Stored entries:
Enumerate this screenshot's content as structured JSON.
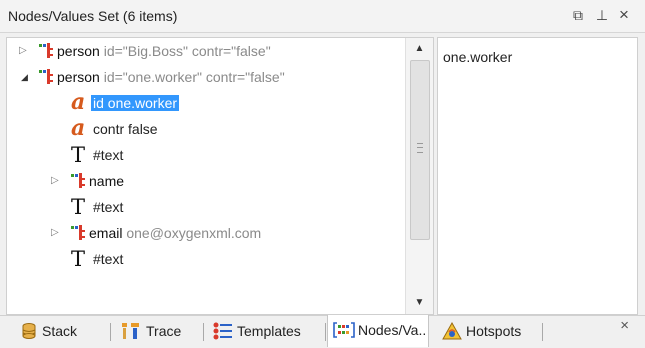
{
  "window": {
    "title": "Nodes/Values Set (6 items)",
    "restore_glyph": "⧉",
    "pin_glyph": "⊥",
    "close_glyph": "×"
  },
  "tree": {
    "rows": [
      {
        "kind": "element",
        "arrow": "▷",
        "name": "person",
        "attrs": "id=\"Big.Boss\" contr=\"false\""
      },
      {
        "kind": "element",
        "arrow": "◢",
        "name": "person",
        "attrs": "id=\"one.worker\" contr=\"false\""
      },
      {
        "kind": "attribute",
        "label": "id one.worker",
        "selected": true
      },
      {
        "kind": "attribute",
        "label": "contr false"
      },
      {
        "kind": "text",
        "label": "#text"
      },
      {
        "kind": "element",
        "arrow": "▷",
        "name": "name",
        "attrs": ""
      },
      {
        "kind": "text",
        "label": "#text"
      },
      {
        "kind": "element",
        "arrow": "▷",
        "name": "email",
        "attrs": "one@oxygenxml.com"
      },
      {
        "kind": "text",
        "label": "#text"
      }
    ],
    "attr_glyph": "a",
    "text_glyph": "T"
  },
  "value_pane": {
    "text": "one.worker"
  },
  "tabs": [
    {
      "id": "stack",
      "label": "Stack"
    },
    {
      "id": "trace",
      "label": "Trace"
    },
    {
      "id": "templates",
      "label": "Templates"
    },
    {
      "id": "nodes",
      "label": "Nodes/Va..",
      "active": true
    },
    {
      "id": "hotspots",
      "label": "Hotspots"
    }
  ],
  "colors": {
    "selection": "#3297fd",
    "attr_icon": "#d65a1d",
    "element_icon_green": "#3a9a2c",
    "element_icon_red": "#d93a2b",
    "element_icon_blue": "#2b62c8"
  }
}
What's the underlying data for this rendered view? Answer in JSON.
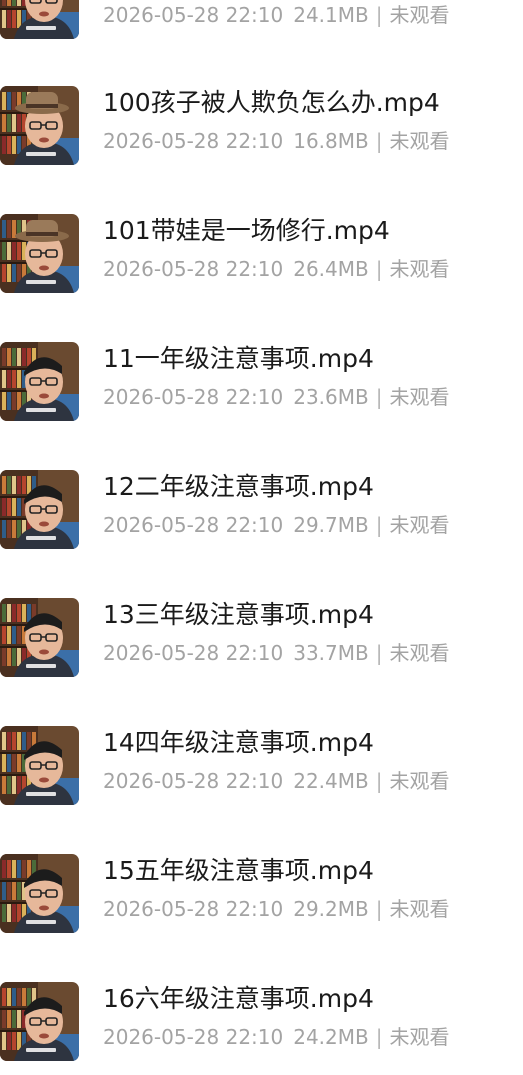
{
  "items": [
    {
      "title": "",
      "date": "2026-05-28 22:10",
      "size": "24.1MB",
      "sep": "|",
      "status": "未观看",
      "thumb_variant": "hat"
    },
    {
      "title": "100孩子被人欺负怎么办.mp4",
      "date": "2026-05-28 22:10",
      "size": "16.8MB",
      "sep": "|",
      "status": "未观看",
      "thumb_variant": "hat"
    },
    {
      "title": "101带娃是一场修行.mp4",
      "date": "2026-05-28 22:10",
      "size": "26.4MB",
      "sep": "|",
      "status": "未观看",
      "thumb_variant": "hat"
    },
    {
      "title": "11一年级注意事项.mp4",
      "date": "2026-05-28 22:10",
      "size": "23.6MB",
      "sep": "|",
      "status": "未观看",
      "thumb_variant": "plain"
    },
    {
      "title": "12二年级注意事项.mp4",
      "date": "2026-05-28 22:10",
      "size": "29.7MB",
      "sep": "|",
      "status": "未观看",
      "thumb_variant": "plain"
    },
    {
      "title": "13三年级注意事项.mp4",
      "date": "2026-05-28 22:10",
      "size": "33.7MB",
      "sep": "|",
      "status": "未观看",
      "thumb_variant": "plain"
    },
    {
      "title": "14四年级注意事项.mp4",
      "date": "2026-05-28 22:10",
      "size": "22.4MB",
      "sep": "|",
      "status": "未观看",
      "thumb_variant": "plain"
    },
    {
      "title": "15五年级注意事项.mp4",
      "date": "2026-05-28 22:10",
      "size": "29.2MB",
      "sep": "|",
      "status": "未观看",
      "thumb_variant": "plain"
    },
    {
      "title": "16六年级注意事项.mp4",
      "date": "2026-05-28 22:10",
      "size": "24.2MB",
      "sep": "|",
      "status": "未观看",
      "thumb_variant": "plain"
    }
  ],
  "colors": {
    "title": "#1a1a1a",
    "meta": "#a3a3a3",
    "background": "#ffffff"
  }
}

TO DO: Omit every picture, then repeat the remaining data exactly as it appears above.

WRITTEN ANSWER:
Enumerate this screenshot's content as structured JSON.
{
  "window": {
    "title": "Nodes/Values Set (6 items)",
    "restore_glyph": "⧉",
    "pin_glyph": "⊥",
    "close_glyph": "×"
  },
  "tree": {
    "rows": [
      {
        "kind": "element",
        "arrow": "▷",
        "name": "person",
        "attrs": "id=\"Big.Boss\" contr=\"false\""
      },
      {
        "kind": "element",
        "arrow": "◢",
        "name": "person",
        "attrs": "id=\"one.worker\" contr=\"false\""
      },
      {
        "kind": "attribute",
        "label": "id one.worker",
        "selected": true
      },
      {
        "kind": "attribute",
        "label": "contr false"
      },
      {
        "kind": "text",
        "label": "#text"
      },
      {
        "kind": "element",
        "arrow": "▷",
        "name": "name",
        "attrs": ""
      },
      {
        "kind": "text",
        "label": "#text"
      },
      {
        "kind": "element",
        "arrow": "▷",
        "name": "email",
        "attrs": "one@oxygenxml.com"
      },
      {
        "kind": "text",
        "label": "#text"
      }
    ],
    "attr_glyph": "a",
    "text_glyph": "T"
  },
  "value_pane": {
    "text": "one.worker"
  },
  "tabs": [
    {
      "id": "stack",
      "label": "Stack"
    },
    {
      "id": "trace",
      "label": "Trace"
    },
    {
      "id": "templates",
      "label": "Templates"
    },
    {
      "id": "nodes",
      "label": "Nodes/Va..",
      "active": true
    },
    {
      "id": "hotspots",
      "label": "Hotspots"
    }
  ],
  "colors": {
    "selection": "#3297fd",
    "attr_icon": "#d65a1d",
    "element_icon_green": "#3a9a2c",
    "element_icon_red": "#d93a2b",
    "element_icon_blue": "#2b62c8"
  }
}
What's the underlying data for this rendered view? Answer in JSON.
{
  "items": [
    {
      "title": "",
      "date": "2026-05-28 22:10",
      "size": "24.1MB",
      "sep": "|",
      "status": "未观看",
      "thumb_variant": "hat"
    },
    {
      "title": "100孩子被人欺负怎么办.mp4",
      "date": "2026-05-28 22:10",
      "size": "16.8MB",
      "sep": "|",
      "status": "未观看",
      "thumb_variant": "hat"
    },
    {
      "title": "101带娃是一场修行.mp4",
      "date": "2026-05-28 22:10",
      "size": "26.4MB",
      "sep": "|",
      "status": "未观看",
      "thumb_variant": "hat"
    },
    {
      "title": "11一年级注意事项.mp4",
      "date": "2026-05-28 22:10",
      "size": "23.6MB",
      "sep": "|",
      "status": "未观看",
      "thumb_variant": "plain"
    },
    {
      "title": "12二年级注意事项.mp4",
      "date": "2026-05-28 22:10",
      "size": "29.7MB",
      "sep": "|",
      "status": "未观看",
      "thumb_variant": "plain"
    },
    {
      "title": "13三年级注意事项.mp4",
      "date": "2026-05-28 22:10",
      "size": "33.7MB",
      "sep": "|",
      "status": "未观看",
      "thumb_variant": "plain"
    },
    {
      "title": "14四年级注意事项.mp4",
      "date": "2026-05-28 22:10",
      "size": "22.4MB",
      "sep": "|",
      "status": "未观看",
      "thumb_variant": "plain"
    },
    {
      "title": "15五年级注意事项.mp4",
      "date": "2026-05-28 22:10",
      "size": "29.2MB",
      "sep": "|",
      "status": "未观看",
      "thumb_variant": "plain"
    },
    {
      "title": "16六年级注意事项.mp4",
      "date": "2026-05-28 22:10",
      "size": "24.2MB",
      "sep": "|",
      "status": "未观看",
      "thumb_variant": "plain"
    }
  ],
  "colors": {
    "title": "#1a1a1a",
    "meta": "#a3a3a3",
    "background": "#ffffff"
  }
}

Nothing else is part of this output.